***** Dataset extract *****

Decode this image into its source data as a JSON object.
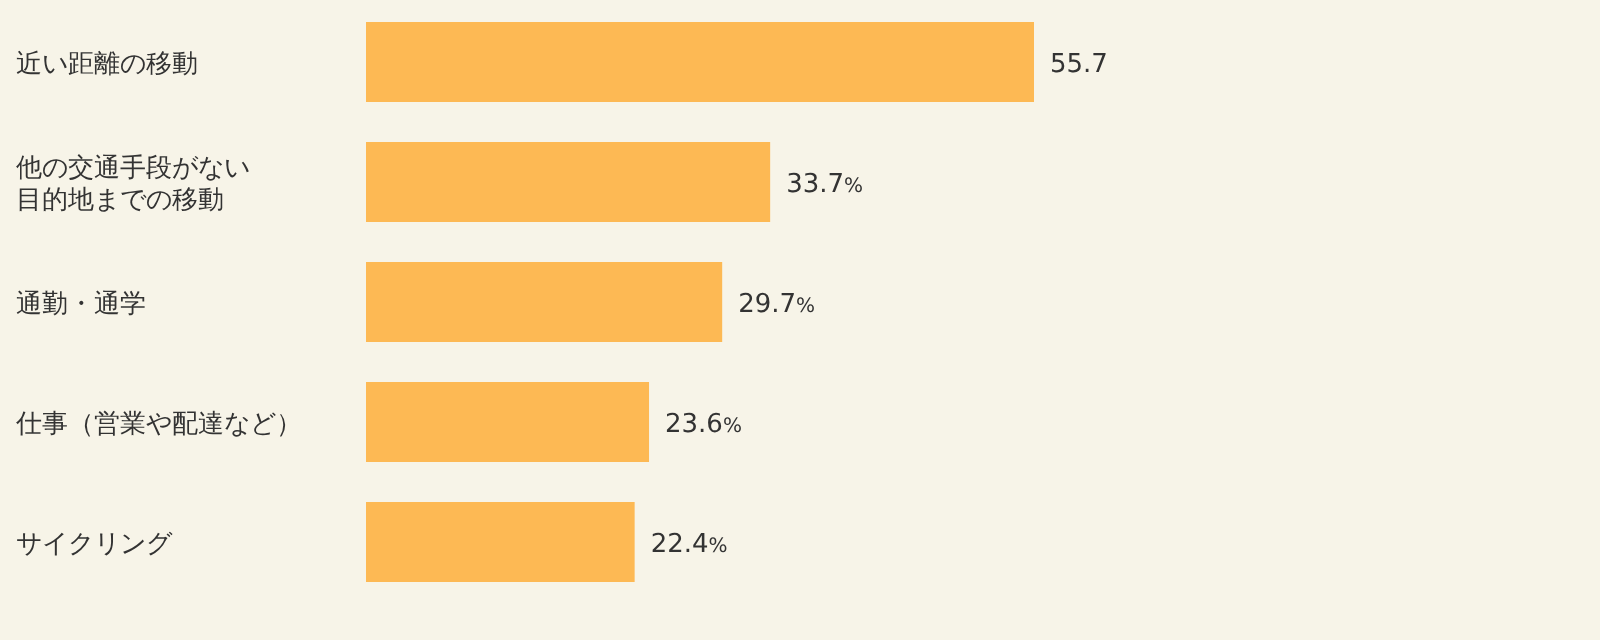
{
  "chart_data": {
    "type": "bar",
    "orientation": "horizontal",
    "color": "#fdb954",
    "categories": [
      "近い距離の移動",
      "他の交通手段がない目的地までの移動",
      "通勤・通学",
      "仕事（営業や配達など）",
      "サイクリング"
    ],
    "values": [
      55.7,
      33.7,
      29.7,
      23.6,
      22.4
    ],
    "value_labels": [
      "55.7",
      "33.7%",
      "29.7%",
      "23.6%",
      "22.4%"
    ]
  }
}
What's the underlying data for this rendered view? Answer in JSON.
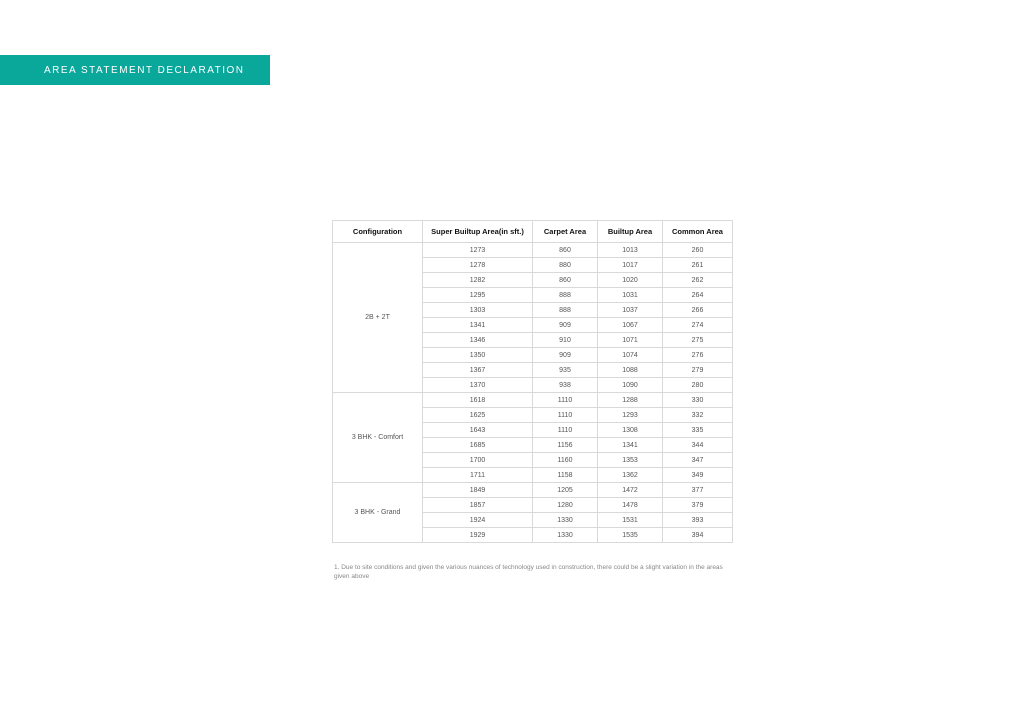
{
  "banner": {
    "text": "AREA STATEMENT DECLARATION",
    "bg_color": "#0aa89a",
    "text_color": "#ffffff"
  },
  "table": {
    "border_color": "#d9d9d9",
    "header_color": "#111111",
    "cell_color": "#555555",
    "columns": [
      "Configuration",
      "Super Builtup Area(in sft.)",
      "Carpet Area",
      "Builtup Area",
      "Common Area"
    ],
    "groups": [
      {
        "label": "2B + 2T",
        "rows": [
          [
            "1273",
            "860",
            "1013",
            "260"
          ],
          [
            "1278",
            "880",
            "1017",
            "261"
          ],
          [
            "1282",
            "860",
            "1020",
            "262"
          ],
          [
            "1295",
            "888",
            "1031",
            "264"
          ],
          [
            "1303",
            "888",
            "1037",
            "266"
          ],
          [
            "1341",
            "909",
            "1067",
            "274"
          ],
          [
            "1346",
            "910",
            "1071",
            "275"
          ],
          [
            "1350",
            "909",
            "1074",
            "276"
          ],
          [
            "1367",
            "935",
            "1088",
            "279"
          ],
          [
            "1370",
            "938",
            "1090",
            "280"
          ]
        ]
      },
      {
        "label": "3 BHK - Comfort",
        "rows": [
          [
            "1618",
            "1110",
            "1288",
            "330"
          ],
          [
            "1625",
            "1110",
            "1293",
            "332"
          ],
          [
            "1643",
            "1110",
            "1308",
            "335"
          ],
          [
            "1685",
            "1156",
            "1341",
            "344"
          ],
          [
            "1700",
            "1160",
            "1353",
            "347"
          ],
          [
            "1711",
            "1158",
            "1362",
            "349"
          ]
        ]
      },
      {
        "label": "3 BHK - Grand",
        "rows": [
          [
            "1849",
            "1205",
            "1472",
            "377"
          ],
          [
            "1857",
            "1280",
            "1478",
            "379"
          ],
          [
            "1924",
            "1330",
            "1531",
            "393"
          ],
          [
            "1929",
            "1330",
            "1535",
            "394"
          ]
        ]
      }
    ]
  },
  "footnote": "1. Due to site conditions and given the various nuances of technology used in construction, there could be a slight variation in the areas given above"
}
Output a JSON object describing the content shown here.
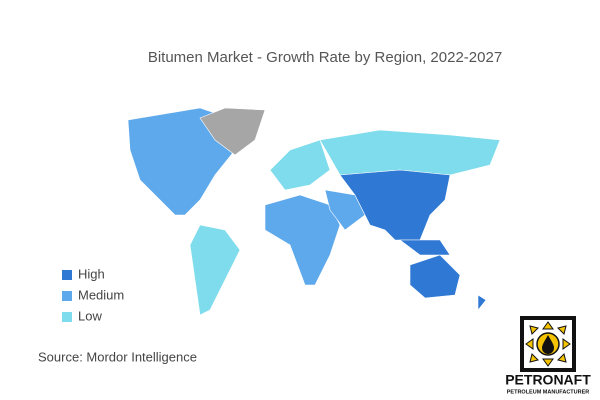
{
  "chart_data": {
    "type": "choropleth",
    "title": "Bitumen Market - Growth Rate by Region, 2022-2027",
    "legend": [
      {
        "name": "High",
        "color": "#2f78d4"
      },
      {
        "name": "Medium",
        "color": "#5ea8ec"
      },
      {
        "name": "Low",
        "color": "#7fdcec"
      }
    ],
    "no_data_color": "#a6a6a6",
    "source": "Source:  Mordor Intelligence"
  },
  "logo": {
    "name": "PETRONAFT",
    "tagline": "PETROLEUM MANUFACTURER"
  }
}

*****

## What this task involves
Reply with the number of lines in the material above that contain "source", and nothing more.

## Task response
2